### TASK BRIEF
Identify the lines bearing the string "memory" and gather them.

### MATERIAL FOR THIS TASK

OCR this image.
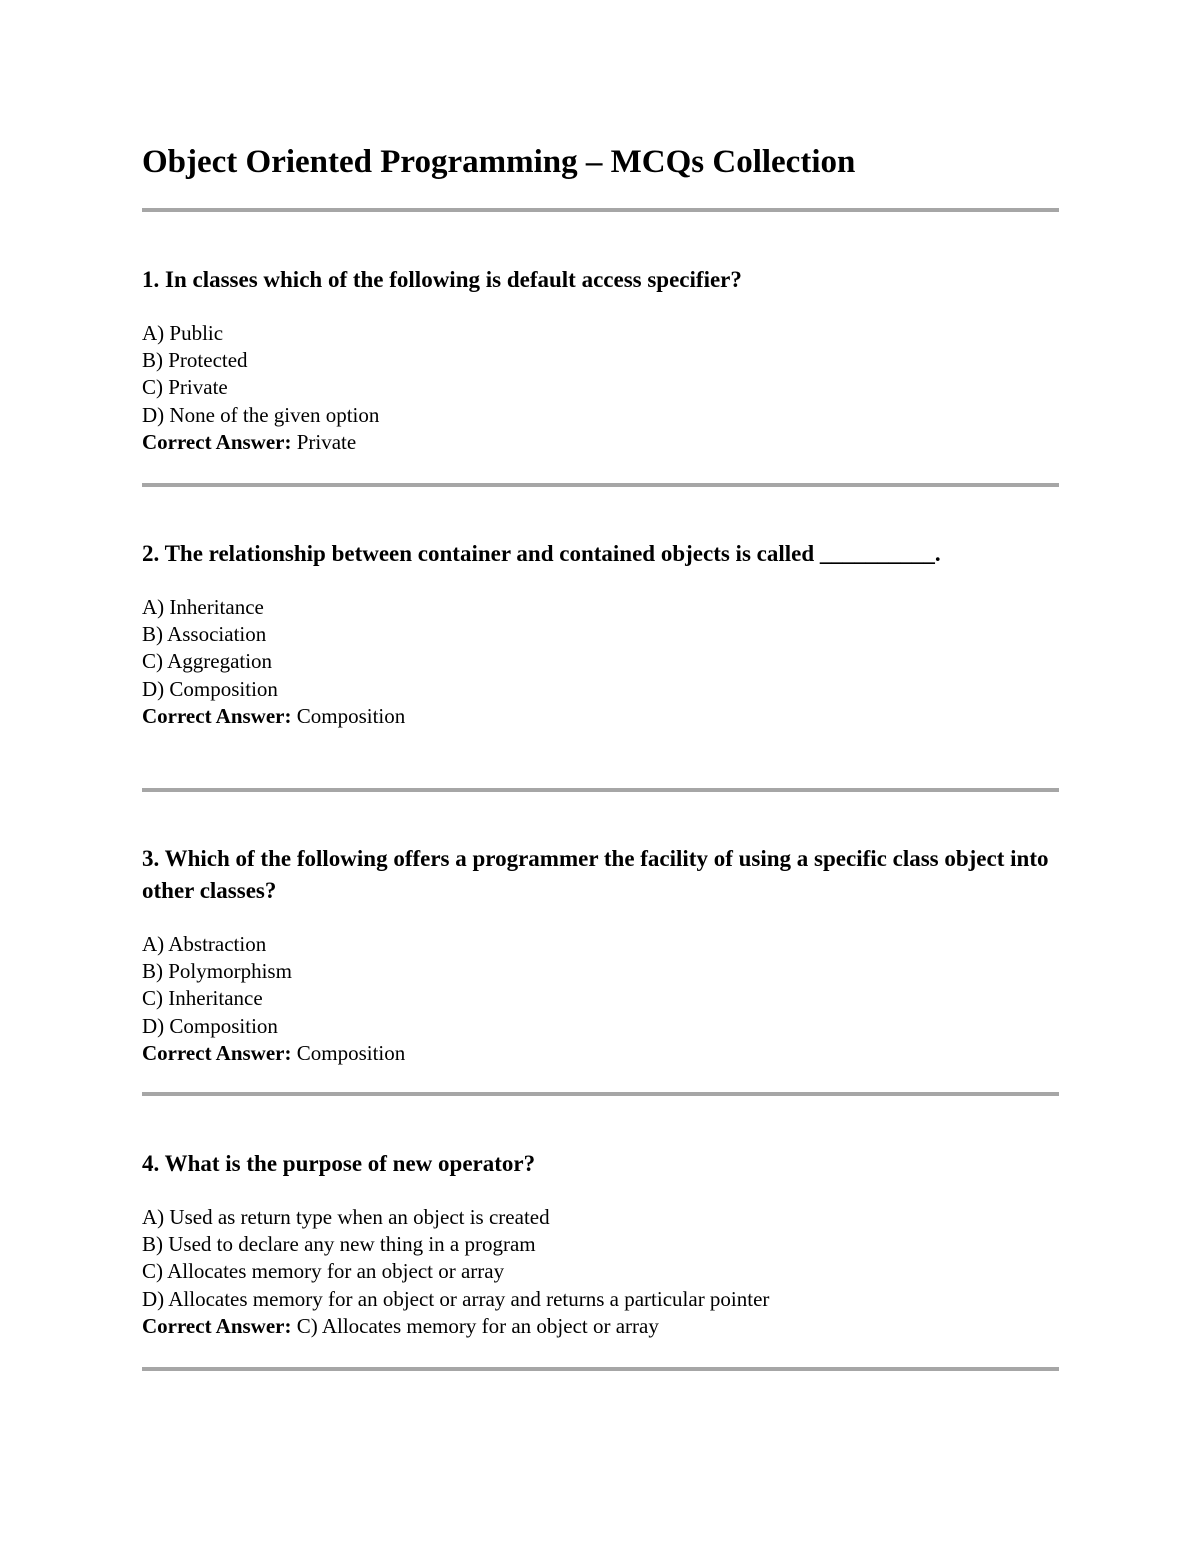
Object Oriented Programming – MCQs Collection

1. In classes which of the following is default access specifier?

A) Public
B) Protected
C) Private
D) None of the given option
Correct Answer: Private

2. The relationship between container and contained objects is called __________.

A) Inheritance
B) Association
C) Aggregation
D) Composition
Correct Answer: Composition

3. Which of the following offers a programmer the facility of using a specific class object into other classes?

A) Abstraction
B) Polymorphism
C) Inheritance
D) Composition
Correct Answer: Composition

4. What is the purpose of new operator?

A) Used as return type when an object is created
B) Used to declare any new thing in a program
C) Allocates memory for an object or array
D) Allocates memory for an object or array and returns a particular pointer
Correct Answer: C) Allocates memory for an object or array
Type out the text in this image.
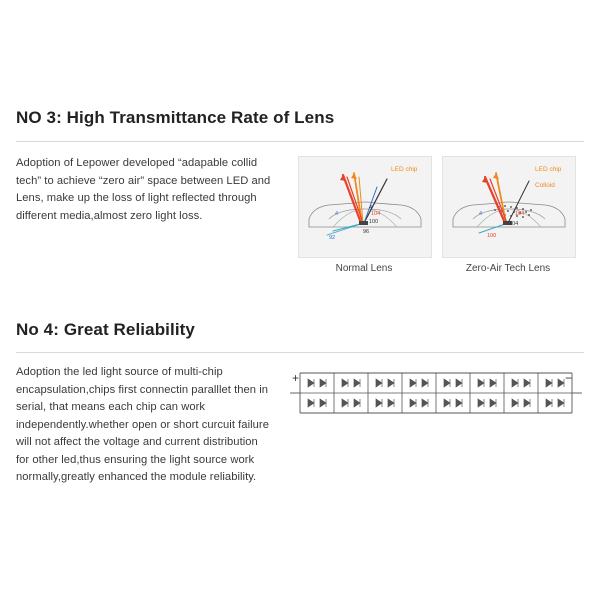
NO 3: High Transmittance Rate of Lens
Adoption of Lepower developed “adapable collid tech” to achieve “zero air” space between LED and Lens, make up the loss of light reflected through different media,almost zero light loss.
LED chip
4
4
104
100
96
92
Normal Lens
LED chip
Colloid
4	104
104
100
Zero-Air Tech Lens
No 4: Great Reliability
Adoption the led light source of multi-chip encapsulation,chips first connectin paralllet then in serial, that means each chip can work independently.whether open or short curcuit failure will not affect the voltage and current distribution for other led,thus ensuring the light source work normally,greatly enhanced the module reliability.
+	−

### REPLY TO THE TASK
C) Allocates memory for an object or array
D) Allocates memory for an object or array and returns a particular pointer
Correct Answer: C) Allocates memory for an object or array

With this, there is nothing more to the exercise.